### What you need to do
Without skipping anything, write out each record below exactly.

### Records to process
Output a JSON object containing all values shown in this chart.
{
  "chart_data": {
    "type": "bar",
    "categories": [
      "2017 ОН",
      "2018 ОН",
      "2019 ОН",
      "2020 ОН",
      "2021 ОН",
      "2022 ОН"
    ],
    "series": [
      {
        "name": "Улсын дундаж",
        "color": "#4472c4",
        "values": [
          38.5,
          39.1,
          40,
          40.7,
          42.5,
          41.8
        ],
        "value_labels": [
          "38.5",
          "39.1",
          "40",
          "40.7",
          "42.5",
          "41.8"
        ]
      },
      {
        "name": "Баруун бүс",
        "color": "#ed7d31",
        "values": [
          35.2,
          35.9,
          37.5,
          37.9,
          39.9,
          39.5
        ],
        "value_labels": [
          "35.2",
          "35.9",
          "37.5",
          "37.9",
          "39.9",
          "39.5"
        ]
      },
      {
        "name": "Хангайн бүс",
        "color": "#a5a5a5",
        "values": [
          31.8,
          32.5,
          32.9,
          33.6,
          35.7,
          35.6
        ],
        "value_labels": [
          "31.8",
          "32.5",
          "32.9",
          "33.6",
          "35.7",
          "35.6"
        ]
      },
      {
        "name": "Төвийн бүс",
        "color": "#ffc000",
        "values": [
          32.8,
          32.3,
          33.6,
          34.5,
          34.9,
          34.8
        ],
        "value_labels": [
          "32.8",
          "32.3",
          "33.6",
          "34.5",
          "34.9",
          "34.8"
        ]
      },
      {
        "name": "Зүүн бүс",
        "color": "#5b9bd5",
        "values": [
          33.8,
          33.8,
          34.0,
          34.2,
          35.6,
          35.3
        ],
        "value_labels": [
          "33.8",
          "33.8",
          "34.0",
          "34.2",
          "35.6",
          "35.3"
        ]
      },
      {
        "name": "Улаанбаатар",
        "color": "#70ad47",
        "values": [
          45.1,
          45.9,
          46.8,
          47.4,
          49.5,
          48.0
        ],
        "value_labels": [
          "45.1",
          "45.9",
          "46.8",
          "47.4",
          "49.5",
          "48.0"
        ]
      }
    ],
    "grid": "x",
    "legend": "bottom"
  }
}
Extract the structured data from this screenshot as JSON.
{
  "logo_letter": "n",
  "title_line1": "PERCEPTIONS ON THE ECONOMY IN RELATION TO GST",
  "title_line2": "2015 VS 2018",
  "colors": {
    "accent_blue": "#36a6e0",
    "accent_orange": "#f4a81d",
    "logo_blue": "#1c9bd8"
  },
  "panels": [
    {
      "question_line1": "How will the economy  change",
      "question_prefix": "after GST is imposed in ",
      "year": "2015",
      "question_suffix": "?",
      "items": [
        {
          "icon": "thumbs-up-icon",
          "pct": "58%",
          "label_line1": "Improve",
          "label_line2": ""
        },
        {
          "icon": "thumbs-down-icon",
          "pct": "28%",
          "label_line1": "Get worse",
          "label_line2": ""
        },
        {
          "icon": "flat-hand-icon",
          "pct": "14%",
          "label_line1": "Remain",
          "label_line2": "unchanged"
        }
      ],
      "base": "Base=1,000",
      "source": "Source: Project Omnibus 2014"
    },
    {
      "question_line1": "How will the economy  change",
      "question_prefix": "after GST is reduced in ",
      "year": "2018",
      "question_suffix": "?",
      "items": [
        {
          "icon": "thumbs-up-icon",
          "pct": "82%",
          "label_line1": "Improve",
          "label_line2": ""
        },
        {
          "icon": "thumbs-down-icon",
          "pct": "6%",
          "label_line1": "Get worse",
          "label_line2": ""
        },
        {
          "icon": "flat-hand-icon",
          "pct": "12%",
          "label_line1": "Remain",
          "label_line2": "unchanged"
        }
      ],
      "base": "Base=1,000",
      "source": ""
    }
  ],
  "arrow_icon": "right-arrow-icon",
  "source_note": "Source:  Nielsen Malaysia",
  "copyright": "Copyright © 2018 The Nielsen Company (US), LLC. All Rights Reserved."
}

### Right answer
Output a JSON object containing all values shown in this chart.
{
  "chart_data": {
    "type": "bar",
    "categories": [
      "2017 ОН",
      "2018 ОН",
      "2019 ОН",
      "2020 ОН",
      "2021 ОН",
      "2022 ОН"
    ],
    "series": [
      {
        "name": "Улсын дундаж",
        "color": "#4472c4",
        "values": [
          38.5,
          39.1,
          40,
          40.7,
          42.5,
          41.8
        ],
        "value_labels": [
          "38.5",
          "39.1",
          "40",
          "40.7",
          "42.5",
          "41.8"
        ]
      },
      {
        "name": "Баруун бүс",
        "color": "#ed7d31",
        "values": [
          35.2,
          35.9,
          37.5,
          37.9,
          39.9,
          39.5
        ],
        "value_labels": [
          "35.2",
          "35.9",
          "37.5",
          "37.9",
          "39.9",
          "39.5"
        ]
      },
      {
        "name": "Хангайн бүс",
        "color": "#a5a5a5",
        "values": [
          31.8,
          32.5,
          32.9,
          33.6,
          35.7,
          35.6
        ],
        "value_labels": [
          "31.8",
          "32.5",
          "32.9",
          "33.6",
          "35.7",
          "35.6"
        ]
      },
      {
        "name": "Төвийн бүс",
        "color": "#ffc000",
        "values": [
          32.8,
          32.3,
          33.6,
          34.5,
          34.9,
          34.8
        ],
        "value_labels": [
          "32.8",
          "32.3",
          "33.6",
          "34.5",
          "34.9",
          "34.8"
        ]
      },
      {
        "name": "Зүүн бүс",
        "color": "#5b9bd5",
        "values": [
          33.8,
          33.8,
          34.0,
          34.2,
          35.6,
          35.3
        ],
        "value_labels": [
          "33.8",
          "33.8",
          "34.0",
          "34.2",
          "35.6",
          "35.3"
        ]
      },
      {
        "name": "Улаанбаатар",
        "color": "#70ad47",
        "values": [
          45.1,
          45.9,
          46.8,
          47.4,
          49.5,
          48.0
        ],
        "value_labels": [
          "45.1",
          "45.9",
          "46.8",
          "47.4",
          "49.5",
          "48.0"
        ]
      }
    ],
    "grid": "x",
    "legend": "bottom"
  }
}
Extract the structured data from this screenshot as JSON.
{
  "logo_letter": "n",
  "title_line1": "PERCEPTIONS ON THE ECONOMY IN RELATION TO GST",
  "title_line2": "2015 VS 2018",
  "colors": {
    "accent_blue": "#36a6e0",
    "accent_orange": "#f4a81d",
    "logo_blue": "#1c9bd8"
  },
  "panels": [
    {
      "question_line1": "How will the economy  change",
      "question_prefix": "after GST is imposed in ",
      "year": "2015",
      "question_suffix": "?",
      "items": [
        {
          "icon": "thumbs-up-icon",
          "pct": "58%",
          "label_line1": "Improve",
          "label_line2": ""
        },
        {
          "icon": "thumbs-down-icon",
          "pct": "28%",
          "label_line1": "Get worse",
          "label_line2": ""
        },
        {
          "icon": "flat-hand-icon",
          "pct": "14%",
          "label_line1": "Remain",
          "label_line2": "unchanged"
        }
      ],
      "base": "Base=1,000",
      "source": "Source: Project Omnibus 2014"
    },
    {
      "question_line1": "How will the economy  change",
      "question_prefix": "after GST is reduced in ",
      "year": "2018",
      "question_suffix": "?",
      "items": [
        {
          "icon": "thumbs-up-icon",
          "pct": "82%",
          "label_line1": "Improve",
          "label_line2": ""
        },
        {
          "icon": "thumbs-down-icon",
          "pct": "6%",
          "label_line1": "Get worse",
          "label_line2": ""
        },
        {
          "icon": "flat-hand-icon",
          "pct": "12%",
          "label_line1": "Remain",
          "label_line2": "unchanged"
        }
      ],
      "base": "Base=1,000",
      "source": ""
    }
  ],
  "arrow_icon": "right-arrow-icon",
  "source_note": "Source:  Nielsen Malaysia",
  "copyright": "Copyright © 2018 The Nielsen Company (US), LLC. All Rights Reserved."
}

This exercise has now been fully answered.